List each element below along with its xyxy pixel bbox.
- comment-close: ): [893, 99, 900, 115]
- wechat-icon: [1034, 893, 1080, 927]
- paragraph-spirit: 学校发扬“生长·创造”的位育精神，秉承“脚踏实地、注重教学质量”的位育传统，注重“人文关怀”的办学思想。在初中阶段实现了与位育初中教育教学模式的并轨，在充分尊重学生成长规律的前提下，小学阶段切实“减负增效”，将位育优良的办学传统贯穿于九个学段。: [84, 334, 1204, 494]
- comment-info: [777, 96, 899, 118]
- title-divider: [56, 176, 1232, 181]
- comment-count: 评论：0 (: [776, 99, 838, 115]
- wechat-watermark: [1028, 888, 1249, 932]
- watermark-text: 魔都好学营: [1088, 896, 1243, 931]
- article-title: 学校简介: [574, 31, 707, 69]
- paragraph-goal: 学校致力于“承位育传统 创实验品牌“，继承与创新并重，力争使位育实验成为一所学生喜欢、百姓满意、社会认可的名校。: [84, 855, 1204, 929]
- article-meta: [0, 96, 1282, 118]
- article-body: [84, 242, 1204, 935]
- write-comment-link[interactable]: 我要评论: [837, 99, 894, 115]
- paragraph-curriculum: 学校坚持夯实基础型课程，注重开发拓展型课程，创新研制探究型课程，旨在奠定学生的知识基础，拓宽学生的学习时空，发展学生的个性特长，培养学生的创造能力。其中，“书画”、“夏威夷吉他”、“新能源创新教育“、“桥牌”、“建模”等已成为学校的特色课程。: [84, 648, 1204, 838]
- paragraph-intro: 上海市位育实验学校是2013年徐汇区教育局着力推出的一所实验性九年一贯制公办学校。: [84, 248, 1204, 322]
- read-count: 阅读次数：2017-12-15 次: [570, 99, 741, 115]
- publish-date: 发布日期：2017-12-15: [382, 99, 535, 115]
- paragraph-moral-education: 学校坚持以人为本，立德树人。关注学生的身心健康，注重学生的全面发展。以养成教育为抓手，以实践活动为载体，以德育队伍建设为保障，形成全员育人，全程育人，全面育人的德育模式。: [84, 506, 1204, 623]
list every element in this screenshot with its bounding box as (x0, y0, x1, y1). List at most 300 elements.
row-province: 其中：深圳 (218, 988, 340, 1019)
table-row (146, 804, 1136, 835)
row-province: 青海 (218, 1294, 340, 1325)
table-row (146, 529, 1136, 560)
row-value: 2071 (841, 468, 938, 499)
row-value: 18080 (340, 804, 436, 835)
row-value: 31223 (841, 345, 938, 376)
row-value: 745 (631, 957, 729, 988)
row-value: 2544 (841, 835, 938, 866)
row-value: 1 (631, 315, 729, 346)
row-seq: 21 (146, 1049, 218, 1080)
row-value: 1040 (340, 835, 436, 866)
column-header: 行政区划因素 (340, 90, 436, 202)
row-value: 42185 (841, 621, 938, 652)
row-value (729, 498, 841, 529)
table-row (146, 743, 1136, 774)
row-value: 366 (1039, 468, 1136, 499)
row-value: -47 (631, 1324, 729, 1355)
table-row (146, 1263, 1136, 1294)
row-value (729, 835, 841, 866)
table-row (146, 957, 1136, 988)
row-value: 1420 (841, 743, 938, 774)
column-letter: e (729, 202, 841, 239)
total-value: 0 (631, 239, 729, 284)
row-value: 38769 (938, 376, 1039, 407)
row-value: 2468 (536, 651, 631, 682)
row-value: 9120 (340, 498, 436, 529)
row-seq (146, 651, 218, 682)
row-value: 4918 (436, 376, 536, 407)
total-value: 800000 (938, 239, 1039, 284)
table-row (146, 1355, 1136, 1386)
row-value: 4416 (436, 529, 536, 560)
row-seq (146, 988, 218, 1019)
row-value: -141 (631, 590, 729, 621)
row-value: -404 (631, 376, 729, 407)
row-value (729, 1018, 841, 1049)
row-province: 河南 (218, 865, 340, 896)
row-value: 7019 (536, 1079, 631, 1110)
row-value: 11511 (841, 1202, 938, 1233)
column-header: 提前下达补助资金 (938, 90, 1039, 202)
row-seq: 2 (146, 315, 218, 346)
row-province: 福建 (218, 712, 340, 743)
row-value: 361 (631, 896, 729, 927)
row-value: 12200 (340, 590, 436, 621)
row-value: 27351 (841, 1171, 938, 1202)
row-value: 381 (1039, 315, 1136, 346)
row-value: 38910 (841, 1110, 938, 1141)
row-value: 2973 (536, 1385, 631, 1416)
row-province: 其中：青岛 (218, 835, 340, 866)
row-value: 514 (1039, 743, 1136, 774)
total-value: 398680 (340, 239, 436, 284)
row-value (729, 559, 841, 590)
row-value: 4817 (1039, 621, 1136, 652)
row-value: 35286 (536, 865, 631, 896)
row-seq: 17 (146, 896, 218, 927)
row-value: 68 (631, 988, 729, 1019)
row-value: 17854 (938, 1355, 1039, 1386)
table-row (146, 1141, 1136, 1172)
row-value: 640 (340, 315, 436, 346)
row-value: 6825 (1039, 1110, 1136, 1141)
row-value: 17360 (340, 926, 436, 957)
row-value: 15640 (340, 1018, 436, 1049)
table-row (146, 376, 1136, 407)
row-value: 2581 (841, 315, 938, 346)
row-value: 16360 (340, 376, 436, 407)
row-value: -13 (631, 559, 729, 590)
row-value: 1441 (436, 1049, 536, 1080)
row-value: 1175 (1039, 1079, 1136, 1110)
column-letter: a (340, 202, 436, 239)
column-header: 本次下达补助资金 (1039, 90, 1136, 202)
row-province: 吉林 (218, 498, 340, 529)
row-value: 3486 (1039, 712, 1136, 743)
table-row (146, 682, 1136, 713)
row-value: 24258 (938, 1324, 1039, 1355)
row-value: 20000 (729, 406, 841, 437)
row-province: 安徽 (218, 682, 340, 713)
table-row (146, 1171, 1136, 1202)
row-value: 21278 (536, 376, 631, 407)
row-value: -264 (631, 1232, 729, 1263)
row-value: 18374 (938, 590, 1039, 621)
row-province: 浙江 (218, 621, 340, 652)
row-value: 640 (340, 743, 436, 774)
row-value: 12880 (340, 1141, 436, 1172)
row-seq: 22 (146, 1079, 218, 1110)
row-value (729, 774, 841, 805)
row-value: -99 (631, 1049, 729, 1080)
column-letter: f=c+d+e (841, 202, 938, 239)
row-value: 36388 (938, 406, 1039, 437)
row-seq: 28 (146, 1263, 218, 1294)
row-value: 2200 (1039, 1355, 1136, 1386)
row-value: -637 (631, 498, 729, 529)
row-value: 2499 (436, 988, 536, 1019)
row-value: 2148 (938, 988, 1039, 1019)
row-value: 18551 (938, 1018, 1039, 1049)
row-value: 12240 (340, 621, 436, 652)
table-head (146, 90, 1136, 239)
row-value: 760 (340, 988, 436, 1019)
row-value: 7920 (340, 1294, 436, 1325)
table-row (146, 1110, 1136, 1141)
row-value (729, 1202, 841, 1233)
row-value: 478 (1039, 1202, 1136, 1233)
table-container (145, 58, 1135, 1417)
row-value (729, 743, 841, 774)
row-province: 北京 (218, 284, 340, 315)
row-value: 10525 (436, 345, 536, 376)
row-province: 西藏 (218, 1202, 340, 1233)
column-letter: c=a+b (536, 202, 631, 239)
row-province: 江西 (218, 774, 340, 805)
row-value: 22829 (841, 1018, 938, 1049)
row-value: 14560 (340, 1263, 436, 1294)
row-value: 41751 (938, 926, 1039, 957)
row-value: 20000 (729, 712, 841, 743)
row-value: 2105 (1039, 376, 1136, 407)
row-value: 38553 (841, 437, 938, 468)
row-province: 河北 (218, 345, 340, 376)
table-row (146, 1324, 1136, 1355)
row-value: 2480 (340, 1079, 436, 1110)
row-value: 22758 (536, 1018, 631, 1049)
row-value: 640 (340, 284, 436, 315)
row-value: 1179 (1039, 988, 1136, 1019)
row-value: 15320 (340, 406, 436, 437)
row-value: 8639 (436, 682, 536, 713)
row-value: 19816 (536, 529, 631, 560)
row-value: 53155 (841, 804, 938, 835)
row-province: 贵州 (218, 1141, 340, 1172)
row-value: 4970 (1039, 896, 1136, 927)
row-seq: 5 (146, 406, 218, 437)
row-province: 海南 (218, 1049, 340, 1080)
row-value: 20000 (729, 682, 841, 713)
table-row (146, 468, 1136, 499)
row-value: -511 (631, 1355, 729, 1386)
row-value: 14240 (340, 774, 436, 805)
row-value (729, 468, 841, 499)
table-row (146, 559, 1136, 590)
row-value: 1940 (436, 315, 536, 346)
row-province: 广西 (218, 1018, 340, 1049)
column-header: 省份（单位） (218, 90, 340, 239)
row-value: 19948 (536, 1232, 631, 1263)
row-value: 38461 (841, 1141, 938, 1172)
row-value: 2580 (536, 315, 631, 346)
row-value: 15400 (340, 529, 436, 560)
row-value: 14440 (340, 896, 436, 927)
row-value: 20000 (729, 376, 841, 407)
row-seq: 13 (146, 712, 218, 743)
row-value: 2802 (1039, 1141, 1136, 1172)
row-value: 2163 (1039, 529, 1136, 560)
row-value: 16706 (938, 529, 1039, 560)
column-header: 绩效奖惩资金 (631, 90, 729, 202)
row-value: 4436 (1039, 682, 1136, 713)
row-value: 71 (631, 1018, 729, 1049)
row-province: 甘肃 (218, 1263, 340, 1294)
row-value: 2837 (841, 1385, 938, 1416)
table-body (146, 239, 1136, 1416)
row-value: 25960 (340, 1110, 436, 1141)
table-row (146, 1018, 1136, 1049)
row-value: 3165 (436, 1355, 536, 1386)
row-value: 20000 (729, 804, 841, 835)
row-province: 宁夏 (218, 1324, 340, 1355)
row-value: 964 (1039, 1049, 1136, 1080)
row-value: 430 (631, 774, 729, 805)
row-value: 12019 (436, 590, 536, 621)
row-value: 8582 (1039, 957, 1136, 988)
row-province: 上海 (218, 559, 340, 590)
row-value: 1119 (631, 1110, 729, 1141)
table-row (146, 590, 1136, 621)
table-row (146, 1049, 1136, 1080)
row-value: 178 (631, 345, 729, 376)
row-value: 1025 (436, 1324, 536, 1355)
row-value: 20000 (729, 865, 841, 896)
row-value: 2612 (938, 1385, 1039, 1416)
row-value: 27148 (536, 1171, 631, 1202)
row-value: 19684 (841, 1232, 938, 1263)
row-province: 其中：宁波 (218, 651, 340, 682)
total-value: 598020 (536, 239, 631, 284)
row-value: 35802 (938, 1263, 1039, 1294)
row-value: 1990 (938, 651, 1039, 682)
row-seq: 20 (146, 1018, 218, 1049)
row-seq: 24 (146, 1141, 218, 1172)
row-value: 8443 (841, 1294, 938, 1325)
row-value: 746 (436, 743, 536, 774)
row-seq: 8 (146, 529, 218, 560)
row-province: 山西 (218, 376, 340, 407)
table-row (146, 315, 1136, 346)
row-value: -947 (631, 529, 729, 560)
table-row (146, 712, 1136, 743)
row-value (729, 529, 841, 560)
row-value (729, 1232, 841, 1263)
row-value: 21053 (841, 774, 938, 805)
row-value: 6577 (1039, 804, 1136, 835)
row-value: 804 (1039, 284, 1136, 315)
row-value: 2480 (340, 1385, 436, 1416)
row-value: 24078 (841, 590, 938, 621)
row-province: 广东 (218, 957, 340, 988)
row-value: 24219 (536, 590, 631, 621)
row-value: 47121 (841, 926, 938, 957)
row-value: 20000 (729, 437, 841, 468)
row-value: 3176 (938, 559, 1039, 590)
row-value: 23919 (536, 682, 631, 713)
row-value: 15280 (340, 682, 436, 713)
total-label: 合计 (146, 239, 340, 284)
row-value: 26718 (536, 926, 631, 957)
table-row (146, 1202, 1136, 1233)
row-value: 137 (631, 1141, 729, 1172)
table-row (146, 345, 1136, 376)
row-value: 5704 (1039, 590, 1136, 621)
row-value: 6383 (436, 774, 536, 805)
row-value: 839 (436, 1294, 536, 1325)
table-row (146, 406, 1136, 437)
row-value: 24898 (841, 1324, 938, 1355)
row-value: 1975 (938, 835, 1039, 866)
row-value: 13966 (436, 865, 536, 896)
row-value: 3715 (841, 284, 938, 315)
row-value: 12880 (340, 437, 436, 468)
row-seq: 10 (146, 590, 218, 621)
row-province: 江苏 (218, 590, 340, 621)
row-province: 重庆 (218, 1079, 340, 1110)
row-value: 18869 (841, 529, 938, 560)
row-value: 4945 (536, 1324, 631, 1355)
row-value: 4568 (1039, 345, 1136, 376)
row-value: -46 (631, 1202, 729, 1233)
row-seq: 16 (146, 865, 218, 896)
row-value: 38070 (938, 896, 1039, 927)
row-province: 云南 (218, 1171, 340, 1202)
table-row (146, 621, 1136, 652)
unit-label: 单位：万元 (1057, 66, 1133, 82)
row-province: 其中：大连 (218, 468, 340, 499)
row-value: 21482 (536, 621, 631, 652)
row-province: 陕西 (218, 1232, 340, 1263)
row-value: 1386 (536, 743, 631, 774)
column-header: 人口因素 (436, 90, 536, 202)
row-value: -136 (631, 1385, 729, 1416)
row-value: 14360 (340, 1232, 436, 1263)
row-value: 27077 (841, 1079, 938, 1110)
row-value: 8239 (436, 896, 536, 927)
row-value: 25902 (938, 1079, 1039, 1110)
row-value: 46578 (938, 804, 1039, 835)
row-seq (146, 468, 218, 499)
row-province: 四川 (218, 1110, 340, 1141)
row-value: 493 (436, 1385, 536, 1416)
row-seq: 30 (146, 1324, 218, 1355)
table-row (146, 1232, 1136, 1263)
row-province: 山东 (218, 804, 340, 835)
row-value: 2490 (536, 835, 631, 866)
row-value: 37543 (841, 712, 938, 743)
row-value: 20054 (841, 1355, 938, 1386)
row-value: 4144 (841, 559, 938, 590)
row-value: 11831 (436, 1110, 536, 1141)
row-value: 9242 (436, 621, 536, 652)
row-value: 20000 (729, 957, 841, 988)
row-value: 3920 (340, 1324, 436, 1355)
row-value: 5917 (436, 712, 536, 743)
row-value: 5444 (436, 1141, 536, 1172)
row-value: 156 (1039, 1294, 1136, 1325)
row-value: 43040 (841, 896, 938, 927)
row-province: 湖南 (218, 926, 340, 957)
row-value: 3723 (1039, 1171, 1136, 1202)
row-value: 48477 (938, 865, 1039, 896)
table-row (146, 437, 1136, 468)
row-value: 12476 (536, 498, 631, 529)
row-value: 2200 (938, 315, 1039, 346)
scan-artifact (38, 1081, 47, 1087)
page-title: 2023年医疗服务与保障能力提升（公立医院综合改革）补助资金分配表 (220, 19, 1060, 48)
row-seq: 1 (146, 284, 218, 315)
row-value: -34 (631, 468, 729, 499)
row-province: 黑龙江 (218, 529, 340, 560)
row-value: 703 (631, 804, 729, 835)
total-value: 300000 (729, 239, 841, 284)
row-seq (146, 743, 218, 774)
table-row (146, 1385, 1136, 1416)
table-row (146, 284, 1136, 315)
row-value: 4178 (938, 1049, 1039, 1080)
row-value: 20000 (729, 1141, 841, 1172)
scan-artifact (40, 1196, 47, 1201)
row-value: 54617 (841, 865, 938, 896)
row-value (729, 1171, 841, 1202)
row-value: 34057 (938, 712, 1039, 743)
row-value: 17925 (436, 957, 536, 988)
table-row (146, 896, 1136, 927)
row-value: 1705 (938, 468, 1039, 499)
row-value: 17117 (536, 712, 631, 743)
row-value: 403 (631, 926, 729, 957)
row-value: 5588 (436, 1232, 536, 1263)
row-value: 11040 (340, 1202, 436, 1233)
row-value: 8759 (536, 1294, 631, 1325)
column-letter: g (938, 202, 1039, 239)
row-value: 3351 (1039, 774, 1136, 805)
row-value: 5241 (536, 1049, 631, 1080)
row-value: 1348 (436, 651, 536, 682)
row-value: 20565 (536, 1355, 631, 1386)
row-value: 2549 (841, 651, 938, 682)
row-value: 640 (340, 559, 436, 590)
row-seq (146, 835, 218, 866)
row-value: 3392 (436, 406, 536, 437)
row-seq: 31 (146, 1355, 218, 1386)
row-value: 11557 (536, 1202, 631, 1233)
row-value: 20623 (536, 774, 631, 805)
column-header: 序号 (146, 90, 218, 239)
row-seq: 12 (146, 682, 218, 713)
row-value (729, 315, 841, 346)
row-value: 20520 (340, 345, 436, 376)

☆ ☆ ☆

_Work required_. Recast everything from the start of the listing down to and including the line containing "- wechat-watermark: [1028, 888, 1249, 932]" as a Markdown table. Use the columns Row and Line, give each line a row number, and omit blank lines.

_Answer to this problem_.
| Row | Line |
|---|---|
| 1 | List each element below along with its xyxy pixel bbox. |
| 2 | - comment-close: ): [893, 99, 900, 115] |
| 3 | - wechat-icon: [1034, 893, 1080, 927] |
| 4 | - paragraph-spirit: 学校发扬“生长·创造”的位育精神，秉承“脚踏实地、注重教学质量”的位育传统，注重“人文关怀”的办学思想。在初中阶段实现了与位育初中教育教学模式的并轨，在充分尊重学生成长规律的前提下，小学阶段切实“减负增效”，将位育优良的办学传统贯穿于九个学段。: [84, 334, 1204, 494] |
| 5 | - comment-info: [777, 96, 899, 118] |
| 6 | - title-divider: [56, 176, 1232, 181] |
| 7 | - comment-count: 评论：0 (: [776, 99, 838, 115] |
| 8 | - wechat-watermark: [1028, 888, 1249, 932] |